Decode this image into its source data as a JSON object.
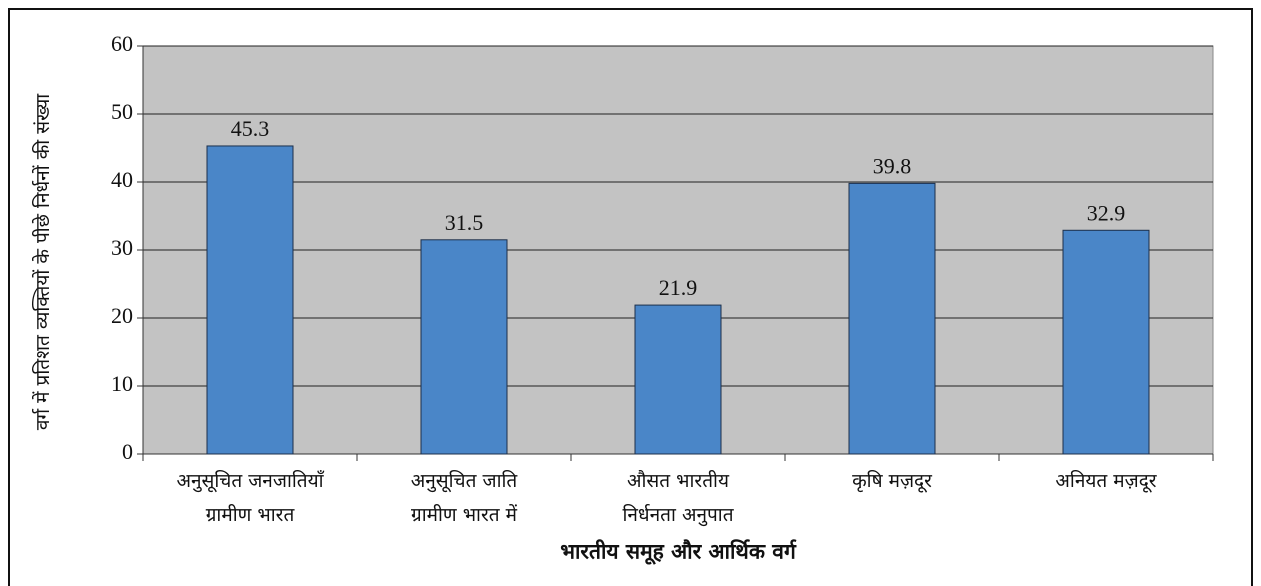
{
  "chart_data": {
    "type": "bar",
    "y_label": "वर्ग में प्रतिशत व्यक्तियों के पीछे निर्धनों की संख्या",
    "x_label": "भारतीय समूह और आर्थिक वर्ग",
    "categories": [
      [
        "अनुसूचित जनजातियाँ",
        "ग्रामीण भारत"
      ],
      [
        "अनुसूचित जाति",
        "ग्रामीण भारत में"
      ],
      [
        "औसत भारतीय",
        "निर्धनता अनुपात"
      ],
      [
        "कृषि मज़दूर"
      ],
      [
        "अनियत मज़दूर"
      ]
    ],
    "values": [
      45.3,
      31.5,
      21.9,
      39.8,
      32.9
    ],
    "color": "#4a86c8",
    "ylim": [
      0,
      60
    ],
    "yticks": [
      0,
      10,
      20,
      30,
      40,
      50,
      60
    ],
    "grid": true
  }
}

▸ WHAT THE TASK REQUIRES: Repeat the material above verbatim. Leave the pictures behind.

▸ SOLUTION FOR THIS PROBLEM:
Decode this image into its source data as a JSON object.
{
  "chart_data": {
    "type": "bar",
    "y_label": "वर्ग में प्रतिशत व्यक्तियों के पीछे निर्धनों की संख्या",
    "x_label": "भारतीय समूह और आर्थिक वर्ग",
    "categories": [
      [
        "अनुसूचित जनजातियाँ",
        "ग्रामीण भारत"
      ],
      [
        "अनुसूचित जाति",
        "ग्रामीण भारत में"
      ],
      [
        "औसत भारतीय",
        "निर्धनता अनुपात"
      ],
      [
        "कृषि मज़दूर"
      ],
      [
        "अनियत मज़दूर"
      ]
    ],
    "values": [
      45.3,
      31.5,
      21.9,
      39.8,
      32.9
    ],
    "color": "#4a86c8",
    "ylim": [
      0,
      60
    ],
    "yticks": [
      0,
      10,
      20,
      30,
      40,
      50,
      60
    ],
    "grid": true
  }
}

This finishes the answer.